> PASSAGE
....

EVERYONE HAS A STORY - Week One
Updated: Apr 20
WEEK ONE – February 29th – March 6th
The universe has thrown us a curve ball, and all of us have a story, unique in circumstances, hardships, health issues and mental challenges. This is my story, one week at a time, and how I have come to appreciate the term, “We are not in charge.” Not that we ever were, but when I committed to accompanying my niece and family to Hawaii to help them relocate jobs from the East Coast, I convinced myself to remove all expectations from this adventure, appreciate the surprises that were in store, and let the universe dictate my future…and that it has! Even though I admit that I was a little nervous about leaving home for almost two months, what has transpired was definitely not on my radar. Not even close.
My friends urged me to buy a bathing suit. Even though I lived beach-close in California and hadn’t worn a bathing suit in decades, they insisted I would not want to miss the crystal clear water and opportunity to swim in the warm waters of Hawaii. I was a tourist, no one would know me and no one would care. I was never comfortable in a bathing suit or sunbathing, not in my teens, twenties, thirties, forties, fifties, definitely not my sixties, and since joining the Seventie’s club this was a prospect I couldn’t even consider. But then I came to the conclusion that no one cared but me, and I needed to latch on to opportunities that awaited. I bought a bathing suit, and was actually looking forward to spending a couple lazy hours every day, on white sandy beaches, perhaps where I would be inspired to start my third novel.
I gave a lot of thought to important documents, my book of passwords, setting up auto-pay features on all my monthly bills. I even learned how to use the hand-me-down iPad, just in case I didn’t have access to a desktop. My niece didn’t have one, but the libraries would give me the access I needed for the short period of time I would be gone. I pondered whether or not I should throw in my favorite framed photo of my two kids and myself, both adults, or leave it behind on the entry table. Just in case I was needed longer than anticipated, I wanted to have the comfort of of looking at their faces when I woke up every day, even though I would only be gone for seven weeks. I wasn’t leaving the state for good, I reasoned, but I was barely able to close my suitcase. I left the photo behind.
Landing, February 29,2020. At 38,000 feet, I decided to create a pictorial essay of my visit. We had coordinated everything in great detail, starting last Fall with plane reservations, the sale of their home in Virginia, a purchase of a new home in Oahu, the arrival of their German Shepherd on the same flight, and our landing times that would coincide within an hour of one another. I took two months off from my day job as a realtor, hung my license as referral status with my broker, and paid my income taxes before I left, one less thing to worry about being so far from home. We flew from two opposite coasts, but managed to meet at baggage claim fifteen minutes apart. The first leg of our journey, complete and successful. I told myself that any doubts I had of this trip not being the experience of a lifetime, was unfounded and silly.

....

> MATERIAL
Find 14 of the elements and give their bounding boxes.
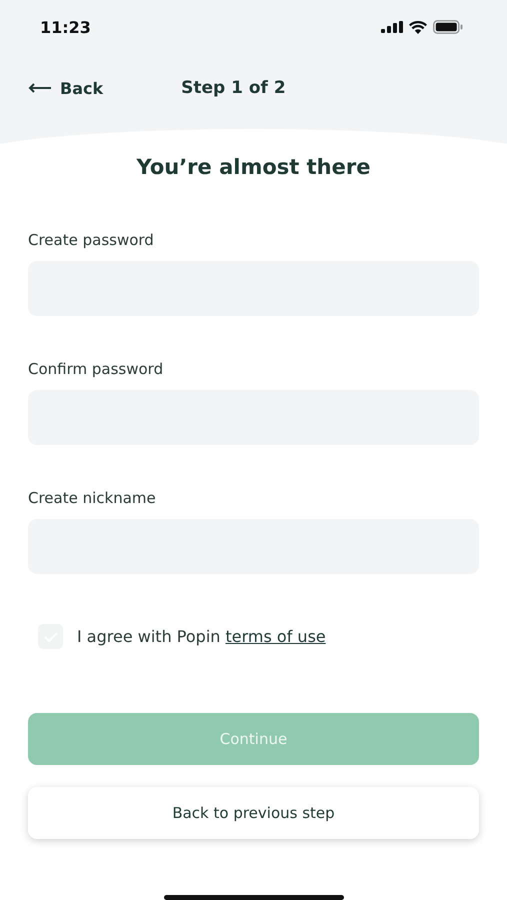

....

> TASKS
- 1) From the Week One post, retype the passage starting at "EVERYONE HAS A" and ending at "Not even close.".
- 2) Answer these questions from the Week One post:
(a) In which state did the writer live before the trip?
(b) Where was the family's old home sold, and where was the new one bought?
(c) What animal arrived on the same flight as the family?
- 3) Carry on the Week One post from its last sentence.

> ANSWERS TO THE PROBLEMS
- 1)
EVERYONE HAS A STORY - Week One
Updated: Apr 20
WEEK ONE – February 29th – March 6th
The universe has thrown us a curve ball, and all of us have a story, unique in circumstances, hardships, health issues and mental challenges. This is my story, one week at a time, and how I have come to appreciate the term, “We are not in charge.” Not that we ever were, but when I committed to accompanying my niece and family to Hawaii to help them relocate jobs from the East Coast, I convinced myself to remove all expectations from this adventure, appreciate the surprises that were in store, and let the universe dictate my future…and that it has! Even though I admit that I was a little nervous about leaving home for almost two months, what has transpired was definitely not on my radar. Not even close.

- 2)
(a) California
(b) The old home was sold in Virginia, and the new home was bought in Oahu.
(c) The family's German Shepherd

- 3)
We arrived at temporary housing on Ko Olina, home to the Disney Aulani Resort and three other top hotels. Tourists were criss-crossing streets, coffee shops had long lines, and the lagoons were a magical destination even if you weren’t a guest in one of these pricey tourist establishments. We used the first few days to grocery shop, find the best local places to eat, and fine-tuned a schedule that would work for all of us. We made reservations for a luau at the Polynesian Center in Honolulu, picked out a few state parks where we could all appreciate mother nature on the weekends, including the dog. We picked a date the following week to have dinner at the Four Seasons, not only for the superb dining experience, but for the beautiful Hawaiian sunset that graces every travel magazine around the world. It was all coming together, and I was getting excited.
My great-niece was enrolled in kindergarten to finish out the final two months of the school year. I picked her up daily from school while her parents worked long hours in their new positions. We strolled the lagoons, prepared dinner, took the dog for walks and found our new normal. We spent afternoons at the community pool, made home-made play dough, and completed homework assignments so she could spend quality time with her parents when they came home. After dinner, we all took a long walk to appreciate the trade winds and lush landscape. We were all settling in and adapting. Life, we were all sure, would settle down in no time.
And that was the end of the first week. I will write every few days to get caught up the present, and weekly thereafter. I would also like to add my post script that I call the “Upside.” There is always something to be grateful for.
UPSIDE – WEEK 1
No matter what my misgivings were before I left, I’m in Hawaii for the first time!
I can still fit into my capris that I bought five years ago
I am in the company of people who love me
THIS IS MY STORY. WHAT IS YOURS?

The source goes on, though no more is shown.